— Begin —

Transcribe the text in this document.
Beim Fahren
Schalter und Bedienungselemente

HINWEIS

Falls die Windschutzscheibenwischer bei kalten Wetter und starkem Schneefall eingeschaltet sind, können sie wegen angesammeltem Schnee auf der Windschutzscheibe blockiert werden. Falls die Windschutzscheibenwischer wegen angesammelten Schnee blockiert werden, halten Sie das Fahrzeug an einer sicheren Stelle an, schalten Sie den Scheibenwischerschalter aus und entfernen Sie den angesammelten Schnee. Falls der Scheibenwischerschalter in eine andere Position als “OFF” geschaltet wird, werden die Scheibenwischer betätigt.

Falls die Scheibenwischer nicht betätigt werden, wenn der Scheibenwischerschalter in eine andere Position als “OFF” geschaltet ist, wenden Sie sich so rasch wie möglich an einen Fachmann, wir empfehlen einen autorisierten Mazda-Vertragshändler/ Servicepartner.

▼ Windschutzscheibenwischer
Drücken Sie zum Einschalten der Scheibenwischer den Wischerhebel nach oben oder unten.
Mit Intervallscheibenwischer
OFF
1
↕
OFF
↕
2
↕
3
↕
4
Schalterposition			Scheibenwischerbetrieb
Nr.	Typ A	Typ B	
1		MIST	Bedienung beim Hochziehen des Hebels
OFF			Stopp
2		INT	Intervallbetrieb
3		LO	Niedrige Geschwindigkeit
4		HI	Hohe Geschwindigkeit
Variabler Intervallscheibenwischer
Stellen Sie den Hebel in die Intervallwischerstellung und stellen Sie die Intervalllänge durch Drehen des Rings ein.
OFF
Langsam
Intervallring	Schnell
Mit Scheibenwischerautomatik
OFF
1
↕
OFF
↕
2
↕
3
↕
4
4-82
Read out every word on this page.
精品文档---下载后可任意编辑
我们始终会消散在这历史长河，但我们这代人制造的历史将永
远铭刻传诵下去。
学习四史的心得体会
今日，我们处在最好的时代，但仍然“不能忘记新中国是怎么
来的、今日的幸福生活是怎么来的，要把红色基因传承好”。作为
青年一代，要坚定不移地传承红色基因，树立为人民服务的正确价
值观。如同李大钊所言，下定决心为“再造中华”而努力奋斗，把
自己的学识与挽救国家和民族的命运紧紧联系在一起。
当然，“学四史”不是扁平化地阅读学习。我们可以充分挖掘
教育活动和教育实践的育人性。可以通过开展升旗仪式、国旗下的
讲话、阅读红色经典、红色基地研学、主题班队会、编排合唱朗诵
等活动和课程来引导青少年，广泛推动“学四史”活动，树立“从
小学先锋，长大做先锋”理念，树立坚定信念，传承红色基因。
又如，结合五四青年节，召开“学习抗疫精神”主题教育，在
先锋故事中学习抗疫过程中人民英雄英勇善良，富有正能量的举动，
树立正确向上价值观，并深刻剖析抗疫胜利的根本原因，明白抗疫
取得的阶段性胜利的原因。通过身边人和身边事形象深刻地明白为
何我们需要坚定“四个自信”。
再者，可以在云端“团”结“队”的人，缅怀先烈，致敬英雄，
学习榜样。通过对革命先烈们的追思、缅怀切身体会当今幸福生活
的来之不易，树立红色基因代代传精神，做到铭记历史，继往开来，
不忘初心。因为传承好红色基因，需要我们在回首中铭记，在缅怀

— End —

Problem description -
In the records above, locate the lines holding the word "Geschwindigkeit". Copy each of them.

Task output -
3		LO	Niedrige Geschwindigkeit
4		HI	Hohe Geschwindigkeit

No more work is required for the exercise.